» Given entries
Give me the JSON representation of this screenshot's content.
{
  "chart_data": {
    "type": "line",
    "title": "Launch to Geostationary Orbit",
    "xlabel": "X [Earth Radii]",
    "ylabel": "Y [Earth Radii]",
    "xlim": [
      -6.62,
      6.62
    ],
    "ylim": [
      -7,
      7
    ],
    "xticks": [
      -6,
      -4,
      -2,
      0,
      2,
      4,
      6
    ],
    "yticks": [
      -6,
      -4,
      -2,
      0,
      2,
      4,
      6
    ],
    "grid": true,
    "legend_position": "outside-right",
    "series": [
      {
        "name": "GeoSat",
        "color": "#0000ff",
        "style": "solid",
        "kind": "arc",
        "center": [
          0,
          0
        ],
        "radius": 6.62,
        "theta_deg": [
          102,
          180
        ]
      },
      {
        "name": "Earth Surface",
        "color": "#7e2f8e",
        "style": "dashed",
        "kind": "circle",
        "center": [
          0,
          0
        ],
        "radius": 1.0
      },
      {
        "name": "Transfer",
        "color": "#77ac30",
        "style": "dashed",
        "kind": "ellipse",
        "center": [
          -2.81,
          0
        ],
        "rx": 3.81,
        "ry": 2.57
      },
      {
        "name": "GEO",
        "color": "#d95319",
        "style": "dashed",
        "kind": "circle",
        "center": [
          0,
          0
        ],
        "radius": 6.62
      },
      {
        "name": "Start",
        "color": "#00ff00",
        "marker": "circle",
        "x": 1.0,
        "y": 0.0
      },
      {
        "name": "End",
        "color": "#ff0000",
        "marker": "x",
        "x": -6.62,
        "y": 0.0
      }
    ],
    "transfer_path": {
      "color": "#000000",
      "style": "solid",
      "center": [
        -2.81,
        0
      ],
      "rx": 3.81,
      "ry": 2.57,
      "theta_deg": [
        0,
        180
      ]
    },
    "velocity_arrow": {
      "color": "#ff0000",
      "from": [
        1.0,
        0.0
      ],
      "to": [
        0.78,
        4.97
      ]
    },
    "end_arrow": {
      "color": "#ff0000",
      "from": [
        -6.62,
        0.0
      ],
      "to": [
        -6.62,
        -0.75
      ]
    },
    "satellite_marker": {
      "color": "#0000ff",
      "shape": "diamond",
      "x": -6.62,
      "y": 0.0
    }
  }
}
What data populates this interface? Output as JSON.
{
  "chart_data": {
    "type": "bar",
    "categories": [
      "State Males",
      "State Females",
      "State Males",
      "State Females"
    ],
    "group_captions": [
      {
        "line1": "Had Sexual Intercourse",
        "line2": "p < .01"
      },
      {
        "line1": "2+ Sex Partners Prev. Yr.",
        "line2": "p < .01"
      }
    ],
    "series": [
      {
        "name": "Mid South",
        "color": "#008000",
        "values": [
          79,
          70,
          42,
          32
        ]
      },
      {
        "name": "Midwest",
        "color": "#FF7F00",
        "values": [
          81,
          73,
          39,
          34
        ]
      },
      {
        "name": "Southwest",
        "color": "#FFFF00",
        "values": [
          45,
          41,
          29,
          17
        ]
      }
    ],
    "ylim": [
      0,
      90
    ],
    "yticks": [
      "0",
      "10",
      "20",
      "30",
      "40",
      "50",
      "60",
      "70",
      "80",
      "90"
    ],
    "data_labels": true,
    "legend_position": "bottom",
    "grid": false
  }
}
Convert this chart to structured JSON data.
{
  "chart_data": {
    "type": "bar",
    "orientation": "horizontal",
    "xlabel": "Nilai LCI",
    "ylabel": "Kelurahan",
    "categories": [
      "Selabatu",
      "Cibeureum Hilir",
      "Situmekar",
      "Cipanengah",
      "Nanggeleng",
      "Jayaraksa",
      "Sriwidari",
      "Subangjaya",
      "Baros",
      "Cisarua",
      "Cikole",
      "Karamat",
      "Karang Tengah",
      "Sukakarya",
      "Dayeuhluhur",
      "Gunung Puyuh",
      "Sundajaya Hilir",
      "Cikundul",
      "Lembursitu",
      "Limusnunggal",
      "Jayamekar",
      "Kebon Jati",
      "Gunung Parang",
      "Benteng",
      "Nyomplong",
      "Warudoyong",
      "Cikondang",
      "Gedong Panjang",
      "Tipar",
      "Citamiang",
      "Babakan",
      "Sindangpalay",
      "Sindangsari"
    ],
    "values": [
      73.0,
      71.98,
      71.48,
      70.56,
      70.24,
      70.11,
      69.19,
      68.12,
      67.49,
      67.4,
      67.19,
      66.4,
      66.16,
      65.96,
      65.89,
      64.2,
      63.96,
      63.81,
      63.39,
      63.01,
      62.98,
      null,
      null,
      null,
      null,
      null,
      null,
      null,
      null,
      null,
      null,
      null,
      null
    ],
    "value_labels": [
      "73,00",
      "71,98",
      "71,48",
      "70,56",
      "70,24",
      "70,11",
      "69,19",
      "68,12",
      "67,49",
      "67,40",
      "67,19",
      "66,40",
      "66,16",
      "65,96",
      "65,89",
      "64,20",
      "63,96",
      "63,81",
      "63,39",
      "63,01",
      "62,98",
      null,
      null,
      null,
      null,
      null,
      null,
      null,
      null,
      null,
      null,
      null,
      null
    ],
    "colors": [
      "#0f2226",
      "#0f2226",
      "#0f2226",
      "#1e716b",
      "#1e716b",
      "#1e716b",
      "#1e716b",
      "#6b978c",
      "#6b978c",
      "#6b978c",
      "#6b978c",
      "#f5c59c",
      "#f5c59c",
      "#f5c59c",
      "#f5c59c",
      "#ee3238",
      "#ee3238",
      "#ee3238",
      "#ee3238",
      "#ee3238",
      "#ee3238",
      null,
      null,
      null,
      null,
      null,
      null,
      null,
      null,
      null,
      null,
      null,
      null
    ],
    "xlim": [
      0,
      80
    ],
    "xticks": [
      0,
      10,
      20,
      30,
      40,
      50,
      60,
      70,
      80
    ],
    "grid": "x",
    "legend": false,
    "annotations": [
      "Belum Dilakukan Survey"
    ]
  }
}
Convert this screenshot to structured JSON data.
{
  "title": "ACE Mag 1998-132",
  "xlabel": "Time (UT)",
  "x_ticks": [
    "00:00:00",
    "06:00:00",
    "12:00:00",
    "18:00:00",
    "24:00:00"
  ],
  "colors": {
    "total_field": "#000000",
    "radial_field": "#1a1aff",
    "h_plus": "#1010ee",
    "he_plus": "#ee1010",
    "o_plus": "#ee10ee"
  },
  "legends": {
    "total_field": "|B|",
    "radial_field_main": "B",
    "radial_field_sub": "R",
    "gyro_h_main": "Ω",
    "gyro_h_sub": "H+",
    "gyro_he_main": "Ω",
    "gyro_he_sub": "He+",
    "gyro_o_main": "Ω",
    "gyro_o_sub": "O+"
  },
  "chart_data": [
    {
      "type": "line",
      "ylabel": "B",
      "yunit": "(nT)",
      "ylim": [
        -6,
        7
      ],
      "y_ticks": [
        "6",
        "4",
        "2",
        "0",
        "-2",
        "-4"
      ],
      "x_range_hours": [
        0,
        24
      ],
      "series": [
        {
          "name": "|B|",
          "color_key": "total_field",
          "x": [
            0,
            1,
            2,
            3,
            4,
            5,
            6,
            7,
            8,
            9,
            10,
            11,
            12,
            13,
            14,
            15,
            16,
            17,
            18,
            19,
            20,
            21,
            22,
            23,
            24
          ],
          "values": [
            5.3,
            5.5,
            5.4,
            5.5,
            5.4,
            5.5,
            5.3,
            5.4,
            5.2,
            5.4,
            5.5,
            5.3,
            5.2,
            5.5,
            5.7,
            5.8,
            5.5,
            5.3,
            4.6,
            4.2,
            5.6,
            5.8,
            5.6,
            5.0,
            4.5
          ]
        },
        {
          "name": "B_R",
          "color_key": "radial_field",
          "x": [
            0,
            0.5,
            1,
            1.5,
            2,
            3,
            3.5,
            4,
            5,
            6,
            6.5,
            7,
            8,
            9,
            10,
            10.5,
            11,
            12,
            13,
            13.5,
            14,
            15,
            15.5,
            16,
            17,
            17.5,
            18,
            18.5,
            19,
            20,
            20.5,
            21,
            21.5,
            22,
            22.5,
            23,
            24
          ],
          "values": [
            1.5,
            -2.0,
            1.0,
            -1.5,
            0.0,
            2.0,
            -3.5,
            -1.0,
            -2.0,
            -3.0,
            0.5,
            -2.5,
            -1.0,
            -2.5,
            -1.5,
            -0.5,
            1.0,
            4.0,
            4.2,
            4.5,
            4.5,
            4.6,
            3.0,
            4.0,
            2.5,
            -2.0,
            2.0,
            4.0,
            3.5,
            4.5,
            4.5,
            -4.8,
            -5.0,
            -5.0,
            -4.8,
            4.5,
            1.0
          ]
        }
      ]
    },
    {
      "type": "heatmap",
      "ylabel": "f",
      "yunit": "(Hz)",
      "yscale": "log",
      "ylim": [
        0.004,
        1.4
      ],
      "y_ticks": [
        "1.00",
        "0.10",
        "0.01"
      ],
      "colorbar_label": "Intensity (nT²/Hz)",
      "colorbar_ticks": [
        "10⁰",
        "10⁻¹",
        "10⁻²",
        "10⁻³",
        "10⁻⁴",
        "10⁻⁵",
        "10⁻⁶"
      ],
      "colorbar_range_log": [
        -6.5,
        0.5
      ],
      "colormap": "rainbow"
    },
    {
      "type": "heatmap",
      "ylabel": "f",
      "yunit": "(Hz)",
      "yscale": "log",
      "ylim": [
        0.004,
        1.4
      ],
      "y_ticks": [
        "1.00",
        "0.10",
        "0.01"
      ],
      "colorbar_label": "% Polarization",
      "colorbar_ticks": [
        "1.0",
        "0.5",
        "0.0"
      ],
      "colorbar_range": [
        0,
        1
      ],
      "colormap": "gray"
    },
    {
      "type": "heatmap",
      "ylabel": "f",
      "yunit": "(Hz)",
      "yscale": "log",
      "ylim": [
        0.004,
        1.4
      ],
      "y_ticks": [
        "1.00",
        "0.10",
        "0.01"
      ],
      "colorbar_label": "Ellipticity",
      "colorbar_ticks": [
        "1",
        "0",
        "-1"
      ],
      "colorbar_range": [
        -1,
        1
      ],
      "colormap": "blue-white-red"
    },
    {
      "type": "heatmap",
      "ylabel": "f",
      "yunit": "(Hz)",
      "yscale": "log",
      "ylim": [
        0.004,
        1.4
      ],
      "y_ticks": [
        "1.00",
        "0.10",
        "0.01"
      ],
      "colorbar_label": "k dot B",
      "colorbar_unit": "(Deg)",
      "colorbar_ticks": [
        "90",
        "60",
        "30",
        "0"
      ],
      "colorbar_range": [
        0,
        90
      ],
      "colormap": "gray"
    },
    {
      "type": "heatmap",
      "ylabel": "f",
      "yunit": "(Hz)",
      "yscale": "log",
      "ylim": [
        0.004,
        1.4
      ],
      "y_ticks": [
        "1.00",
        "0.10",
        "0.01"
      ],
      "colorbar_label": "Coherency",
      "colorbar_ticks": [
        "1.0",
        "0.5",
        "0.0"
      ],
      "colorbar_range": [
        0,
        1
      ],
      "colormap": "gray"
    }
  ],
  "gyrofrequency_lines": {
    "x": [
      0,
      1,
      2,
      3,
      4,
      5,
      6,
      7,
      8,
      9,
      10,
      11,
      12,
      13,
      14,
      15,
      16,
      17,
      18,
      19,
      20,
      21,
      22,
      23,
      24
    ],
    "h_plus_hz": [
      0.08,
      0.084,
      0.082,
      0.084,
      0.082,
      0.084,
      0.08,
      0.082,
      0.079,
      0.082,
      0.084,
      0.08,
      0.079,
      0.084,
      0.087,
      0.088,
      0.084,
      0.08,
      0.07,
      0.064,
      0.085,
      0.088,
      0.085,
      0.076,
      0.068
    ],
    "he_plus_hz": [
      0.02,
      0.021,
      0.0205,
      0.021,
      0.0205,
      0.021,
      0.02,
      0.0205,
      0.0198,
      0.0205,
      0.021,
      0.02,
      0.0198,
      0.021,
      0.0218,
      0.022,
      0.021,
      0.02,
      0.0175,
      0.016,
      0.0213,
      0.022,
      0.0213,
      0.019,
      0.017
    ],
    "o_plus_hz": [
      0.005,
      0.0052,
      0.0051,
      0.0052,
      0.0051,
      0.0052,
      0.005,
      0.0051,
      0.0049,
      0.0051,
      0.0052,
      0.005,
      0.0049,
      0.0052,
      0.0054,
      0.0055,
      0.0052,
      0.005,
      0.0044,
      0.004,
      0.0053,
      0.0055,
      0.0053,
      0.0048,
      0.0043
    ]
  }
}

» To be done
Search the records for the word "Convert", then list every line that has it.

» Exercise result
Convert this chart to structured JSON data.
Convert this screenshot to structured JSON data.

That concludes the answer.